[START OF RECORDS FOR THIS TASK]

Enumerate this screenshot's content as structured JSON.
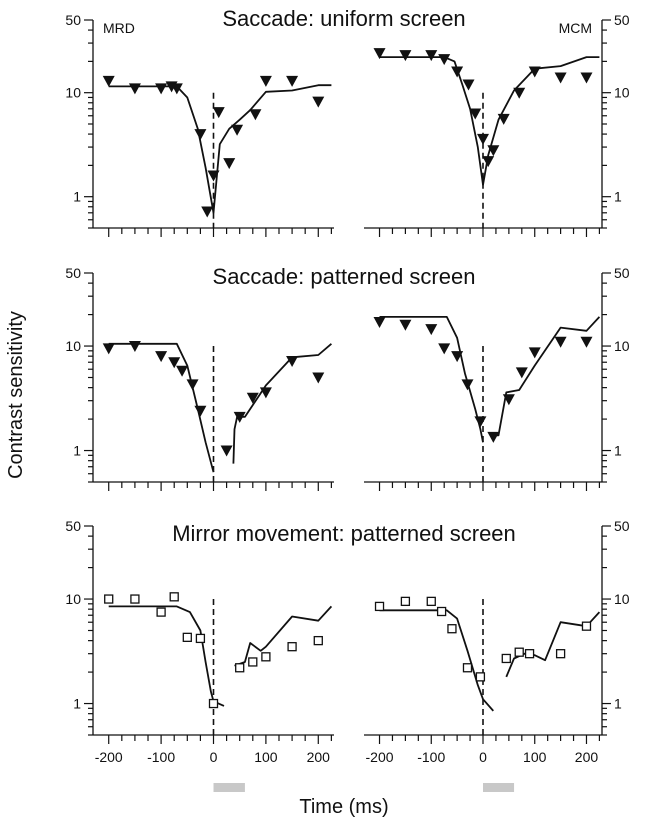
{
  "colors": {
    "ink": "#111111",
    "timing_bar": "#c8c8c8",
    "background": "#ffffff"
  },
  "x_axis_title": "Time (ms)",
  "y_axis_title": "Contrast sensitivity",
  "subjects": [
    "MRD",
    "MCM"
  ],
  "chart_data": [
    {
      "type": "line",
      "title": "Saccade: uniform screen",
      "subject": "MRD",
      "ylabel": "Contrast sensitivity",
      "xlabel": "",
      "ylim": [
        0.5,
        50
      ],
      "yscale": "log",
      "yticks": [
        1,
        10,
        50
      ],
      "ytick_labels": [
        "1",
        "10",
        "50"
      ],
      "xlim": [
        -230,
        230
      ],
      "xtick_major": [
        -200,
        -100,
        0,
        100,
        200
      ],
      "xtick_labels": [],
      "grid": false,
      "marker": "filled-triangle-down",
      "points": {
        "x": [
          -200,
          -150,
          -100,
          -80,
          -70,
          -25,
          -12,
          0,
          10,
          30,
          45,
          80,
          100,
          150,
          200
        ],
        "y": [
          13,
          11,
          11,
          11.5,
          11,
          4,
          0.72,
          1.6,
          6.5,
          2.1,
          4.4,
          6.2,
          13,
          13,
          8.2
        ]
      },
      "line": {
        "x": [
          -200,
          -100,
          -70,
          -50,
          -30,
          -15,
          0,
          12,
          30,
          50,
          70,
          100,
          150,
          200,
          225
        ],
        "y": [
          11.5,
          11.5,
          11.5,
          9,
          4.5,
          1.9,
          0.7,
          3.2,
          4.5,
          5.5,
          6.8,
          10.2,
          10.5,
          11.8,
          11.8
        ]
      }
    },
    {
      "type": "line",
      "title": "",
      "subject": "MCM",
      "ylabel": "",
      "xlabel": "",
      "ylim": [
        0.5,
        50
      ],
      "yscale": "log",
      "yticks": [
        1,
        10,
        50
      ],
      "ytick_labels": [
        "1",
        "10",
        "50"
      ],
      "xlim": [
        -230,
        230
      ],
      "xtick_major": [
        -200,
        -100,
        0,
        100,
        200
      ],
      "xtick_labels": [],
      "grid": false,
      "marker": "filled-triangle-down",
      "points": {
        "x": [
          -200,
          -150,
          -100,
          -75,
          -50,
          -28,
          -15,
          0,
          10,
          20,
          40,
          70,
          100,
          150,
          200
        ],
        "y": [
          24,
          23,
          23,
          21,
          16,
          12,
          6.3,
          3.6,
          2.2,
          2.8,
          5.6,
          10,
          16,
          14,
          14
        ]
      },
      "line": {
        "x": [
          -200,
          -100,
          -75,
          -55,
          -40,
          -25,
          -10,
          0,
          10,
          30,
          60,
          100,
          150,
          200,
          225
        ],
        "y": [
          22,
          22,
          22,
          20,
          12,
          7,
          3,
          1.3,
          2.5,
          5.5,
          10.5,
          17,
          18,
          22,
          22
        ]
      }
    },
    {
      "type": "line",
      "title": "Saccade: patterned screen",
      "subject": "",
      "ylabel": "Contrast sensitivity",
      "xlabel": "",
      "ylim": [
        0.5,
        50
      ],
      "yscale": "log",
      "yticks": [
        1,
        10,
        50
      ],
      "ytick_labels": [
        "1",
        "10",
        "50"
      ],
      "xlim": [
        -230,
        230
      ],
      "xtick_major": [
        -200,
        -100,
        0,
        100,
        200
      ],
      "xtick_labels": [],
      "grid": false,
      "marker": "filled-triangle-down",
      "points": {
        "x": [
          -200,
          -150,
          -100,
          -75,
          -60,
          -40,
          -25,
          25,
          50,
          75,
          100,
          150,
          200
        ],
        "y": [
          9.5,
          10,
          8,
          7,
          5.8,
          4.3,
          2.4,
          1,
          2.1,
          3.2,
          3.6,
          7.2,
          5
        ]
      },
      "line_segments": [
        {
          "x": [
            -200,
            -70,
            -50,
            -30,
            -15,
            0
          ],
          "y": [
            10.5,
            10.5,
            6.5,
            2.5,
            1.2,
            0.62
          ]
        },
        {
          "x": [
            38,
            40,
            45,
            60,
            100,
            150,
            200,
            225
          ],
          "y": [
            0.75,
            1.6,
            2.1,
            2.1,
            4.2,
            7.8,
            8.2,
            10.5
          ]
        }
      ]
    },
    {
      "type": "line",
      "title": "",
      "subject": "",
      "ylabel": "",
      "xlabel": "",
      "ylim": [
        0.5,
        50
      ],
      "yscale": "log",
      "yticks": [
        1,
        10,
        50
      ],
      "ytick_labels": [
        "1",
        "10",
        "50"
      ],
      "xlim": [
        -230,
        230
      ],
      "xtick_major": [
        -200,
        -100,
        0,
        100,
        200
      ],
      "xtick_labels": [],
      "grid": false,
      "marker": "filled-triangle-down",
      "points": {
        "x": [
          -200,
          -150,
          -100,
          -75,
          -50,
          -30,
          -5,
          20,
          50,
          75,
          100,
          150,
          200
        ],
        "y": [
          17,
          16,
          14.5,
          9.5,
          8,
          4.3,
          1.9,
          1.35,
          3.1,
          5.6,
          8.7,
          11,
          11
        ]
      },
      "line_segments": [
        {
          "x": [
            -200,
            -100,
            -70,
            -50,
            -35,
            -15,
            -5,
            0
          ],
          "y": [
            19,
            19,
            19,
            12,
            5.5,
            2.5,
            1.6,
            1.2
          ]
        },
        {
          "x": [
            15,
            30,
            45,
            70,
            100,
            150,
            200,
            225
          ],
          "y": [
            1.4,
            1.4,
            3.6,
            3.8,
            6.5,
            15,
            14,
            19
          ]
        }
      ]
    },
    {
      "type": "line",
      "title": "Mirror movement: patterned screen",
      "subject": "",
      "ylabel": "Contrast sensitivity",
      "xlabel": "Time (ms)",
      "ylim": [
        0.5,
        50
      ],
      "yscale": "log",
      "yticks": [
        1,
        10,
        50
      ],
      "ytick_labels": [
        "1",
        "10",
        "50"
      ],
      "xlim": [
        -230,
        230
      ],
      "xtick_major": [
        -200,
        -100,
        0,
        100,
        200
      ],
      "xtick_labels": [
        "-200",
        "-100",
        "0",
        "100",
        "200"
      ],
      "grid": false,
      "marker": "open-square",
      "points": {
        "x": [
          -200,
          -150,
          -100,
          -75,
          -50,
          -25,
          0,
          50,
          75,
          100,
          150,
          200
        ],
        "y": [
          10,
          10,
          7.5,
          10.5,
          4.3,
          4.2,
          1,
          2.2,
          2.5,
          2.8,
          3.5,
          4
        ]
      },
      "line_segments": [
        {
          "x": [
            -200,
            -100,
            -70,
            -45,
            -25,
            -15,
            -5,
            0,
            20
          ],
          "y": [
            8.5,
            8.5,
            8.5,
            7.5,
            5,
            2.5,
            1.3,
            1.05,
            0.95
          ]
        },
        {
          "x": [
            40,
            60,
            70,
            90,
            100,
            150,
            200,
            225
          ],
          "y": [
            2.3,
            2.5,
            3.8,
            3.2,
            3.5,
            6.8,
            6.2,
            8.5
          ]
        }
      ],
      "saccade_bar_ms": [
        0,
        60
      ]
    },
    {
      "type": "line",
      "title": "",
      "subject": "",
      "ylabel": "",
      "xlabel": "Time (ms)",
      "ylim": [
        0.5,
        50
      ],
      "yscale": "log",
      "yticks": [
        1,
        10,
        50
      ],
      "ytick_labels": [
        "1",
        "10",
        "50"
      ],
      "xlim": [
        -230,
        230
      ],
      "xtick_major": [
        -200,
        -100,
        0,
        100,
        200
      ],
      "xtick_labels": [
        "-200",
        "-100",
        "0",
        "100",
        "200"
      ],
      "grid": false,
      "marker": "open-square",
      "points": {
        "x": [
          -200,
          -150,
          -100,
          -80,
          -60,
          -30,
          -5,
          45,
          70,
          90,
          150,
          200
        ],
        "y": [
          8.5,
          9.5,
          9.5,
          7.6,
          5.2,
          2.2,
          1.8,
          2.7,
          3.1,
          3,
          3,
          5.5
        ]
      },
      "line_segments": [
        {
          "x": [
            -200,
            -100,
            -70,
            -50,
            -30,
            -10,
            0,
            20
          ],
          "y": [
            7.8,
            7.8,
            7.8,
            6.5,
            3.2,
            1.5,
            1.1,
            0.85
          ]
        },
        {
          "x": [
            45,
            60,
            80,
            100,
            120,
            150,
            200,
            225
          ],
          "y": [
            1.8,
            2.7,
            3.0,
            2.9,
            2.6,
            6,
            5.5,
            7.5
          ]
        }
      ],
      "saccade_bar_ms": [
        0,
        60
      ]
    }
  ]
}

[END OF RECORDS FOR THIS TASK]

PROBLEM: Work out how many lines of the listing above include the word "patterned". Report only the number.

WRITTEN SOLUTION: 2